● Exercise
Restate the records in their entirety, word for word.

● Figure collection entries
==================================================

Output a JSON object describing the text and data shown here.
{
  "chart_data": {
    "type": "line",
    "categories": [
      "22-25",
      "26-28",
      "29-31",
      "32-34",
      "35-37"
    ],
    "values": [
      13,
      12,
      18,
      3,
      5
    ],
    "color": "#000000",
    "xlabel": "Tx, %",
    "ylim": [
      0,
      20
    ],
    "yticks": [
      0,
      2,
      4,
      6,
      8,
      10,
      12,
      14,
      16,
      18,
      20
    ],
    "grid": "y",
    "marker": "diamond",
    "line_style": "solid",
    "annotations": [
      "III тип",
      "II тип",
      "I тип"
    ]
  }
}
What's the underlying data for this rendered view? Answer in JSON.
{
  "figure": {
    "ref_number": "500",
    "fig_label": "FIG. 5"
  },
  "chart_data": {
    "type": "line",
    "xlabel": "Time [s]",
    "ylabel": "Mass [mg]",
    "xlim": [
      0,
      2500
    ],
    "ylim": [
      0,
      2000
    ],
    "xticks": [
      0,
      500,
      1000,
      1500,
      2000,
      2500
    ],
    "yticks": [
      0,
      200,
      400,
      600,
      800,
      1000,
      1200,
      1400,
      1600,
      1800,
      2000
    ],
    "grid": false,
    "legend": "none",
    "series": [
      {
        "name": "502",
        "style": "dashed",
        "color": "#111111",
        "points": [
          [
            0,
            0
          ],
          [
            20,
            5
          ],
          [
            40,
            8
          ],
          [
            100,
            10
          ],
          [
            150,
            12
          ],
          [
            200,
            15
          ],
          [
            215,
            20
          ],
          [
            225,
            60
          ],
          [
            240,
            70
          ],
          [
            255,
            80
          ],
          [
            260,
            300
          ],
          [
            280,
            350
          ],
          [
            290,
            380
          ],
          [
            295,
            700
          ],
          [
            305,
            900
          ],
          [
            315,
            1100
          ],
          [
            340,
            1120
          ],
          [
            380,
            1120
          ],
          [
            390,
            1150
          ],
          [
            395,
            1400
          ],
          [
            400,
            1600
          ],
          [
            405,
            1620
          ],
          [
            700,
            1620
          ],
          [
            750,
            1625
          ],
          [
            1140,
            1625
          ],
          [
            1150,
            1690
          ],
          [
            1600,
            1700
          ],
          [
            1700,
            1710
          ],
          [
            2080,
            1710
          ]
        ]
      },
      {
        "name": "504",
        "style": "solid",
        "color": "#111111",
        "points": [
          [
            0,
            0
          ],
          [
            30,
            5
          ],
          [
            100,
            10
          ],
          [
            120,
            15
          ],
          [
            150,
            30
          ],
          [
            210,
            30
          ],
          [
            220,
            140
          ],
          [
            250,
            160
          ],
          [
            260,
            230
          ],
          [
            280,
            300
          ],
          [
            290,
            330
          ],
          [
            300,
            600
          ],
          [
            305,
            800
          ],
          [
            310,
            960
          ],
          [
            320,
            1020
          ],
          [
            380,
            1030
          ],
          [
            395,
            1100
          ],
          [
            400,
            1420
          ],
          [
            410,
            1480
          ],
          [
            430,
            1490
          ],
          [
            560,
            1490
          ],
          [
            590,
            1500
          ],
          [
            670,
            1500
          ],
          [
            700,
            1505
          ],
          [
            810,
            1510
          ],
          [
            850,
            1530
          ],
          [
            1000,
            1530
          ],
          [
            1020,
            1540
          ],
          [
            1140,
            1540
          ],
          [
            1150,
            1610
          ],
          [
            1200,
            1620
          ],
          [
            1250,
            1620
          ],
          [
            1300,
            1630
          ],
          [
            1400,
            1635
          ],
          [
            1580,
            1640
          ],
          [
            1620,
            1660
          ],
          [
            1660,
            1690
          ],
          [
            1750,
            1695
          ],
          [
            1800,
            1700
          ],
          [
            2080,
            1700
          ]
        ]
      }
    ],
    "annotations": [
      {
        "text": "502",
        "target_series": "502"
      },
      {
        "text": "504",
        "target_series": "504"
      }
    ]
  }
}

==================================================

● Written reply
Output a JSON object describing the text and data shown here.
{
  "chart_data": {
    "type": "line",
    "categories": [
      "22-25",
      "26-28",
      "29-31",
      "32-34",
      "35-37"
    ],
    "values": [
      13,
      12,
      18,
      3,
      5
    ],
    "color": "#000000",
    "xlabel": "Tx, %",
    "ylim": [
      0,
      20
    ],
    "yticks": [
      0,
      2,
      4,
      6,
      8,
      10,
      12,
      14,
      16,
      18,
      20
    ],
    "grid": "y",
    "marker": "diamond",
    "line_style": "solid",
    "annotations": [
      "III тип",
      "II тип",
      "I тип"
    ]
  }
}
What's the underlying data for this rendered view? Answer in JSON.
{
  "figure": {
    "ref_number": "500",
    "fig_label": "FIG. 5"
  },
  "chart_data": {
    "type": "line",
    "xlabel": "Time [s]",
    "ylabel": "Mass [mg]",
    "xlim": [
      0,
      2500
    ],
    "ylim": [
      0,
      2000
    ],
    "xticks": [
      0,
      500,
      1000,
      1500,
      2000,
      2500
    ],
    "yticks": [
      0,
      200,
      400,
      600,
      800,
      1000,
      1200,
      1400,
      1600,
      1800,
      2000
    ],
    "grid": false,
    "legend": "none",
    "series": [
      {
        "name": "502",
        "style": "dashed",
        "color": "#111111",
        "points": [
          [
            0,
            0
          ],
          [
            20,
            5
          ],
          [
            40,
            8
          ],
          [
            100,
            10
          ],
          [
            150,
            12
          ],
          [
            200,
            15
          ],
          [
            215,
            20
          ],
          [
            225,
            60
          ],
          [
            240,
            70
          ],
          [
            255,
            80
          ],
          [
            260,
            300
          ],
          [
            280,
            350
          ],
          [
            290,
            380
          ],
          [
            295,
            700
          ],
          [
            305,
            900
          ],
          [
            315,
            1100
          ],
          [
            340,
            1120
          ],
          [
            380,
            1120
          ],
          [
            390,
            1150
          ],
          [
            395,
            1400
          ],
          [
            400,
            1600
          ],
          [
            405,
            1620
          ],
          [
            700,
            1620
          ],
          [
            750,
            1625
          ],
          [
            1140,
            1625
          ],
          [
            1150,
            1690
          ],
          [
            1600,
            1700
          ],
          [
            1700,
            1710
          ],
          [
            2080,
            1710
          ]
        ]
      },
      {
        "name": "504",
        "style": "solid",
        "color": "#111111",
        "points": [
          [
            0,
            0
          ],
          [
            30,
            5
          ],
          [
            100,
            10
          ],
          [
            120,
            15
          ],
          [
            150,
            30
          ],
          [
            210,
            30
          ],
          [
            220,
            140
          ],
          [
            250,
            160
          ],
          [
            260,
            230
          ],
          [
            280,
            300
          ],
          [
            290,
            330
          ],
          [
            300,
            600
          ],
          [
            305,
            800
          ],
          [
            310,
            960
          ],
          [
            320,
            1020
          ],
          [
            380,
            1030
          ],
          [
            395,
            1100
          ],
          [
            400,
            1420
          ],
          [
            410,
            1480
          ],
          [
            430,
            1490
          ],
          [
            560,
            1490
          ],
          [
            590,
            1500
          ],
          [
            670,
            1500
          ],
          [
            700,
            1505
          ],
          [
            810,
            1510
          ],
          [
            850,
            1530
          ],
          [
            1000,
            1530
          ],
          [
            1020,
            1540
          ],
          [
            1140,
            1540
          ],
          [
            1150,
            1610
          ],
          [
            1200,
            1620
          ],
          [
            1250,
            1620
          ],
          [
            1300,
            1630
          ],
          [
            1400,
            1635
          ],
          [
            1580,
            1640
          ],
          [
            1620,
            1660
          ],
          [
            1660,
            1690
          ],
          [
            1750,
            1695
          ],
          [
            1800,
            1700
          ],
          [
            2080,
            1700
          ]
        ]
      }
    ],
    "annotations": [
      {
        "text": "502",
        "target_series": "502"
      },
      {
        "text": "504",
        "target_series": "504"
      }
    ]
  }
}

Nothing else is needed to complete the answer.